[BRANO DI TESTO]
#####

Davanti al “Residence Bella Farnia Mare”, simbolo dello svago vacanziero fallito e trasformato in ricovero per disperati a pochi chilometri dalle ville dei vip di Sabaudia, un ragazzo trascina con sé l’odore della fatica. Vuole sapere se è vero che può avere le scarpe da lavoro senza pagarsele da solo. Laura lo rassicura e ripete le frasi anche in italiano perché «voglio creare cittadini che non abbiano più bisogno di me. L’obiettivo è far capire che esistono diritti, quali sono i canali per ottenerli. Molti non hanno nemmeno la consapevolezza di essere sfruttati».

Ore chinati sotto al sole a spargere fertilizzanti e veleni senza guanti e mascherine. Parwinder mostra i cassoni che dovrà riempire, «la vita decisa dal padrone. Anche quando posso tornare in India dalla mia famiglia». Per sopportare il dolore alla schiena, le piaghe ai piedi e resistere alla fatica molti come lui ingoiano semi d’oppio. E a qualcuno non bastano neanche quelli per riuscire a vivere. Negli ultimi tre anni in queste campagne si sono suicidate una decina di persone. E ad avvicinarsi al furgone dei diritti sono sempre più le donne. Con la crisi hanno iniziato a lavorare, le trovi dentro ai capannoni a imbustare, a raccogliere frutta sotto il sole. Hanno mani piegate dai meccanici movimenti di ogni giorno e vite doppiamente vessate, perché guadagnano meno degli uomini e subiscono molestie. «Quando una è incinta viene subito licenziata perché non può sollevare cassette da trenta chili», rivela Laura.

#####

[RECORD FORNITI]
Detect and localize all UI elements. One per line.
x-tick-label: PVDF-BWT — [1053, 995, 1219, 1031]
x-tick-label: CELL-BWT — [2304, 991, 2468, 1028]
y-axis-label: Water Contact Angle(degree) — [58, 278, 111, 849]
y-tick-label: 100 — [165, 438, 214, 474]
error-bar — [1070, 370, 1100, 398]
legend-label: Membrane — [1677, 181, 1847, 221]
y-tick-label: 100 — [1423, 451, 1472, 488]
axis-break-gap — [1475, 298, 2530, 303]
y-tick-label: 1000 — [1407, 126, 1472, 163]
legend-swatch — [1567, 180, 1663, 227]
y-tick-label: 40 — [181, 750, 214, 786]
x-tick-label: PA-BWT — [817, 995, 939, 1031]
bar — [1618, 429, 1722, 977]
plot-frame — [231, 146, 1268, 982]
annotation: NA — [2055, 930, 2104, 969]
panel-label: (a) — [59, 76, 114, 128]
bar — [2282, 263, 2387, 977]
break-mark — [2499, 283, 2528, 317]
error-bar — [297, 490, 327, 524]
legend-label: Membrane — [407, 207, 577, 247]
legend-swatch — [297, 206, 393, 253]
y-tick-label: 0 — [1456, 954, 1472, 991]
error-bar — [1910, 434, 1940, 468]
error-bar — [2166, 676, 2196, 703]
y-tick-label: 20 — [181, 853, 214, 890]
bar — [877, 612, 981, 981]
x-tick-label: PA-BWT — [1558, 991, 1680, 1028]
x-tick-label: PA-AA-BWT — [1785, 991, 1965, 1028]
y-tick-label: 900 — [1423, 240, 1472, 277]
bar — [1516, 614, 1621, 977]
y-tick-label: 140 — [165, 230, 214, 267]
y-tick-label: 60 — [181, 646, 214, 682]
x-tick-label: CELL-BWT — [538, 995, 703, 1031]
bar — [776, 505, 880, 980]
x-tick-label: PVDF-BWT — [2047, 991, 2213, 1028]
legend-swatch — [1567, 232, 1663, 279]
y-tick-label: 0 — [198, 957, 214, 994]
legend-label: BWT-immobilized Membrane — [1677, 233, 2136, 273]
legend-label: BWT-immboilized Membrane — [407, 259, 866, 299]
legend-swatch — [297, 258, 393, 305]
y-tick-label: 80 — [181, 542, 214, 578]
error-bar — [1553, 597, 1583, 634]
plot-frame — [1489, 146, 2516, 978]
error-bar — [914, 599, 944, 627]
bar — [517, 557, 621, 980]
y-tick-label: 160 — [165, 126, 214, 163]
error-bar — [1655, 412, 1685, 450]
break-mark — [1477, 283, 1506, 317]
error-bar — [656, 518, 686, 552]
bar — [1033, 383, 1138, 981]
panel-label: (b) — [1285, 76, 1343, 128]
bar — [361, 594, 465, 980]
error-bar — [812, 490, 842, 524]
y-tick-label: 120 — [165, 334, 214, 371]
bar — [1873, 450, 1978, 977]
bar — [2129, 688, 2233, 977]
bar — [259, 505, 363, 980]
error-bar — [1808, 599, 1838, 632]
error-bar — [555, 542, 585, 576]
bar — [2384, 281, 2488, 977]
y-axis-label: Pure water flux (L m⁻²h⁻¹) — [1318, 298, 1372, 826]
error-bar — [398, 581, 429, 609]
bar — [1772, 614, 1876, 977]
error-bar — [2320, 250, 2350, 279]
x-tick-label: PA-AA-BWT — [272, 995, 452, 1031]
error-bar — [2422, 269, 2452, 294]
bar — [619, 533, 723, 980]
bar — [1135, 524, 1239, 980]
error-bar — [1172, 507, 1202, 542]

#####

[COSA FARE] Prosegui il brano sullo sfruttamento dei braccianti nelle campagne vicino a Sabaudia, riprendendo subito dopo la sua ultima frase. I record qui sopra non servono.

[RISPOSTA SCRITTA]
«Donne convinte di dover accettare tutto, anche la schiavitù pur di lavorare». Sonika Anand ha 47 anni, due figli adolescenti a cui cucina lasagne «perché gli piacciono di più» e un lavoro: «aiuta a capire». Insegna alle altre donne a non essere sfruttate, non importa quale sia la loro origine o cultura. Sonika ricorda loro la vita di Paola Clemente morta di fatica mentre raccoglieva uva per due euro l’ora in Puglia. «La legge sul caporalato è stata voluta dopo la sua morte per tutelare la dignità del lavoro». Una norma potente che prevede di arrestare non solo i caporali ma anche gli imprenditori sequestrando i loro beni. La legge c’è, ma le persone continuano a morire. Italiani e stranieri. Secondo la Flai Cgil manca la parte preventiva, quella che prevedeva l’incontro tra domanda e offerta di lavoro, trasporto, accoglienza. Quella che toglierebbe realmente la forza a chi sfrutta.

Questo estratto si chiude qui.